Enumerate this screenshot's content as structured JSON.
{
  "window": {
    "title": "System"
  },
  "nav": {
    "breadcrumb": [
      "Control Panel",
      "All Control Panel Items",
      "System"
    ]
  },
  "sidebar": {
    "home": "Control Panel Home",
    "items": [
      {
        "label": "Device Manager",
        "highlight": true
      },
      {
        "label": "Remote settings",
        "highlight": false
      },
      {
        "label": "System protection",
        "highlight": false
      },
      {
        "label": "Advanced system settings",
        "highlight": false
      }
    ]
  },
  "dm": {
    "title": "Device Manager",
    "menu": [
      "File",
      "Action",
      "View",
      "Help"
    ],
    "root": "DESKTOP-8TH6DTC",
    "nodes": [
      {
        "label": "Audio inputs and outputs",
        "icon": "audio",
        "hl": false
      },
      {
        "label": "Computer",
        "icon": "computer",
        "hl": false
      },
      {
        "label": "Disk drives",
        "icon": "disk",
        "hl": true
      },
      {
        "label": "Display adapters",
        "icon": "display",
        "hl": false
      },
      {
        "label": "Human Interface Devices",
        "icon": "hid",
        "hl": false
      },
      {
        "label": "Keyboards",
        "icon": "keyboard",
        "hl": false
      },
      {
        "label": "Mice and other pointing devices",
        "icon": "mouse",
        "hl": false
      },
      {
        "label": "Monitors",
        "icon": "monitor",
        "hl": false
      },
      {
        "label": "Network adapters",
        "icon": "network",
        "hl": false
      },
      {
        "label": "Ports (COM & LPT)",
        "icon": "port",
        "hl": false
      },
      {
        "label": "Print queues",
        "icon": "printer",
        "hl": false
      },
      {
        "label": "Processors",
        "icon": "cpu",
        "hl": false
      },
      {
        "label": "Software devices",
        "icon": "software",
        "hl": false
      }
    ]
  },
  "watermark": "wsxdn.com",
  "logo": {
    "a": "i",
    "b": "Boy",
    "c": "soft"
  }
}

◇ ◇ ◇ ◇ ◇ ◇ ◇

> **SHORT PROBLEM**: Copy each line of the data exactly, leaving nothing out.

> **WRITTEN RESPONSE**:
Enumerate this screenshot's content as structured JSON.
{
  "window": {
    "title": "System"
  },
  "nav": {
    "breadcrumb": [
      "Control Panel",
      "All Control Panel Items",
      "System"
    ]
  },
  "sidebar": {
    "home": "Control Panel Home",
    "items": [
      {
        "label": "Device Manager",
        "highlight": true
      },
      {
        "label": "Remote settings",
        "highlight": false
      },
      {
        "label": "System protection",
        "highlight": false
      },
      {
        "label": "Advanced system settings",
        "highlight": false
      }
    ]
  },
  "dm": {
    "title": "Device Manager",
    "menu": [
      "File",
      "Action",
      "View",
      "Help"
    ],
    "root": "DESKTOP-8TH6DTC",
    "nodes": [
      {
        "label": "Audio inputs and outputs",
        "icon": "audio",
        "hl": false
      },
      {
        "label": "Computer",
        "icon": "computer",
        "hl": false
      },
      {
        "label": "Disk drives",
        "icon": "disk",
        "hl": true
      },
      {
        "label": "Display adapters",
        "icon": "display",
        "hl": false
      },
      {
        "label": "Human Interface Devices",
        "icon": "hid",
        "hl": false
      },
      {
        "label": "Keyboards",
        "icon": "keyboard",
        "hl": false
      },
      {
        "label": "Mice and other pointing devices",
        "icon": "mouse",
        "hl": false
      },
      {
        "label": "Monitors",
        "icon": "monitor",
        "hl": false
      },
      {
        "label": "Network adapters",
        "icon": "network",
        "hl": false
      },
      {
        "label": "Ports (COM & LPT)",
        "icon": "port",
        "hl": false
      },
      {
        "label": "Print queues",
        "icon": "printer",
        "hl": false
      },
      {
        "label": "Processors",
        "icon": "cpu",
        "hl": false
      },
      {
        "label": "Software devices",
        "icon": "software",
        "hl": false
      }
    ]
  },
  "watermark": "wsxdn.com",
  "logo": {
    "a": "i",
    "b": "Boy",
    "c": "soft"
  }
}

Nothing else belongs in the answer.